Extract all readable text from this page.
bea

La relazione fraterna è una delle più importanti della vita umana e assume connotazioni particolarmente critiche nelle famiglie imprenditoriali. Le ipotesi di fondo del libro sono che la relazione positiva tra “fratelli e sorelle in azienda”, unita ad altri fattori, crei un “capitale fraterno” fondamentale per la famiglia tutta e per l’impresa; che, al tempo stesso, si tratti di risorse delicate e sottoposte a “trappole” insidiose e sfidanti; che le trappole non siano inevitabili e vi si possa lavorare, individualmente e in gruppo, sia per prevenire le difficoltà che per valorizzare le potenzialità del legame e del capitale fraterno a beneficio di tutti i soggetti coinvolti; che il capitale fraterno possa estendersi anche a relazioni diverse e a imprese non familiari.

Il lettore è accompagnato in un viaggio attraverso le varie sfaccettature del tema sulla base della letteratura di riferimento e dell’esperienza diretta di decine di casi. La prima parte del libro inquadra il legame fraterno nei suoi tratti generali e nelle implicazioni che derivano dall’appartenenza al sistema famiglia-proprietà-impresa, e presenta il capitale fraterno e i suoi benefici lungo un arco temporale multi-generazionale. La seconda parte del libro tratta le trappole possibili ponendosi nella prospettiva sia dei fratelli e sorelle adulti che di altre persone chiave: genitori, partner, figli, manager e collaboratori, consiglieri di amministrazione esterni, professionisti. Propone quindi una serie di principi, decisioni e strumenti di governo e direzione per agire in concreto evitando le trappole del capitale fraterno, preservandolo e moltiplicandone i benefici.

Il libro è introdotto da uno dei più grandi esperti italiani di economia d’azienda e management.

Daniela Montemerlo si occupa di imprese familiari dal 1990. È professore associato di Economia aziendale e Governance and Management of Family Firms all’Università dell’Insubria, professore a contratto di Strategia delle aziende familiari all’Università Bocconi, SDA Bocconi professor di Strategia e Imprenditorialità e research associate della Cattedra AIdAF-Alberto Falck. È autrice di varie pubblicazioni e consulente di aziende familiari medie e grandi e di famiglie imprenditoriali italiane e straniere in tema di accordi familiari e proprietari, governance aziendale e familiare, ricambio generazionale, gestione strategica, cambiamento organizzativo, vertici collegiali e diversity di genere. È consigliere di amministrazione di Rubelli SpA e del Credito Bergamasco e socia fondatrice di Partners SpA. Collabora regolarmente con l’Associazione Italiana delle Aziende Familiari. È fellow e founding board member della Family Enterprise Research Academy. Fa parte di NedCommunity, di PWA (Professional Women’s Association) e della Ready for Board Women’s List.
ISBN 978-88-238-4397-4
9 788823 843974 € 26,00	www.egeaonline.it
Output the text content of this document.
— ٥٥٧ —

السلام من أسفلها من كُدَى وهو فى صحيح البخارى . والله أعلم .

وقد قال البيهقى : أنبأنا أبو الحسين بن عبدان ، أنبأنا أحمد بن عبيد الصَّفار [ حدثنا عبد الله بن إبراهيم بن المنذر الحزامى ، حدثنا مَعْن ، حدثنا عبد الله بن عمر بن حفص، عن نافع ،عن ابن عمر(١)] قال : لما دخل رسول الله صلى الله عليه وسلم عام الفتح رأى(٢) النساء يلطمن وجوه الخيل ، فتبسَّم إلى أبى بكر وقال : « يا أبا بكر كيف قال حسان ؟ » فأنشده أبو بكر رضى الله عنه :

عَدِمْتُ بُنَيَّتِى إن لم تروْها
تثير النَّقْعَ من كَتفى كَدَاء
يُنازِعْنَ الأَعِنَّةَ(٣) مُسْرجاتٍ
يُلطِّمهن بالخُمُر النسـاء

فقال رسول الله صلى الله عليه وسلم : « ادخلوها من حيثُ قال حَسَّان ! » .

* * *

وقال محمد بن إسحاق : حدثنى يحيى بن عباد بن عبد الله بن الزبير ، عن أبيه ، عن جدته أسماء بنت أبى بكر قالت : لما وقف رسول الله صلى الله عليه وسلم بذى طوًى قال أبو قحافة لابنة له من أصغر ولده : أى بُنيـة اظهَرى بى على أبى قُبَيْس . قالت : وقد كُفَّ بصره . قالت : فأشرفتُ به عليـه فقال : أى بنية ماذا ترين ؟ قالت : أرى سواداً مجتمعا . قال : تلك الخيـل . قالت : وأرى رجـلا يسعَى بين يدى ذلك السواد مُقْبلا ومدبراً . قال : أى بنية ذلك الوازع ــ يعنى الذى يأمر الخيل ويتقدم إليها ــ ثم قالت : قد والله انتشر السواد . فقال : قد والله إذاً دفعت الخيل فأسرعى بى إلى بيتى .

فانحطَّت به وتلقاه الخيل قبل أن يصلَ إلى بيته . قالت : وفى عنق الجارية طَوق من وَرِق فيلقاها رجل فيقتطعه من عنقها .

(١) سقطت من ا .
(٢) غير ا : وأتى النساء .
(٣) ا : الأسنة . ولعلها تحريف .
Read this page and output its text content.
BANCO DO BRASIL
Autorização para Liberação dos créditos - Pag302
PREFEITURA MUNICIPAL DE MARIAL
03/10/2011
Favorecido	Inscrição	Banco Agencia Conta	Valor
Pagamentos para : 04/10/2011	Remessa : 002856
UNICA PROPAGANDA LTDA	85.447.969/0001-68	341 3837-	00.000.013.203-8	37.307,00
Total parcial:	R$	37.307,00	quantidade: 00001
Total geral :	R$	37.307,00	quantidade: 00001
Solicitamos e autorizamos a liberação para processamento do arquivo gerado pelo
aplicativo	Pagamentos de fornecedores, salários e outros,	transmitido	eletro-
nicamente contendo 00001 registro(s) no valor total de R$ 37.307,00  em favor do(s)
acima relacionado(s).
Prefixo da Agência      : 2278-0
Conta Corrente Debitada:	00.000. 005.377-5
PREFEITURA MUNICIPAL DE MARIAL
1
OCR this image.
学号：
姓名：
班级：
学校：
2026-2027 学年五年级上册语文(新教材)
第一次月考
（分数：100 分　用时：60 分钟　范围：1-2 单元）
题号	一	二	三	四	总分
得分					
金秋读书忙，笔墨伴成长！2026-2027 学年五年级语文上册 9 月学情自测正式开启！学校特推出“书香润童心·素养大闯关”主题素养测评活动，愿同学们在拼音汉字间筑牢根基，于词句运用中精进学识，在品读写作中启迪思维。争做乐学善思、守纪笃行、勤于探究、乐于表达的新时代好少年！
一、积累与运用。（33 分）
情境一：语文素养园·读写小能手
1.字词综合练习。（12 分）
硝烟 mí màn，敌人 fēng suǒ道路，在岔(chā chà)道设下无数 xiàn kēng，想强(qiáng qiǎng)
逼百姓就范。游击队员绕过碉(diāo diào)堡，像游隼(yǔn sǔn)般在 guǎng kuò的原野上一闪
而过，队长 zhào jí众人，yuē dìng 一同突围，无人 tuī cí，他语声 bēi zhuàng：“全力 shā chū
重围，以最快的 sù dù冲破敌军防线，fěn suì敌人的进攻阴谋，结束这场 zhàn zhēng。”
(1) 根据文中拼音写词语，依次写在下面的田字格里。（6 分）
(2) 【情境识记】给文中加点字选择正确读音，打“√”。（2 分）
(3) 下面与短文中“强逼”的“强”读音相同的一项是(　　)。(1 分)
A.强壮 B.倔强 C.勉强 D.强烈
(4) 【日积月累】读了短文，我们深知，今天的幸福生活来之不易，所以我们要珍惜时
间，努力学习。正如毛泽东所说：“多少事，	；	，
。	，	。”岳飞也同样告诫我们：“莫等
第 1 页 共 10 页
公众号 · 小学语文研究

* **Task objective**:
Gather every line from the listing above in which the word "page" appears.

* **Exercise answer**:
Extract all readable text from this page.
Read this page and output its text content.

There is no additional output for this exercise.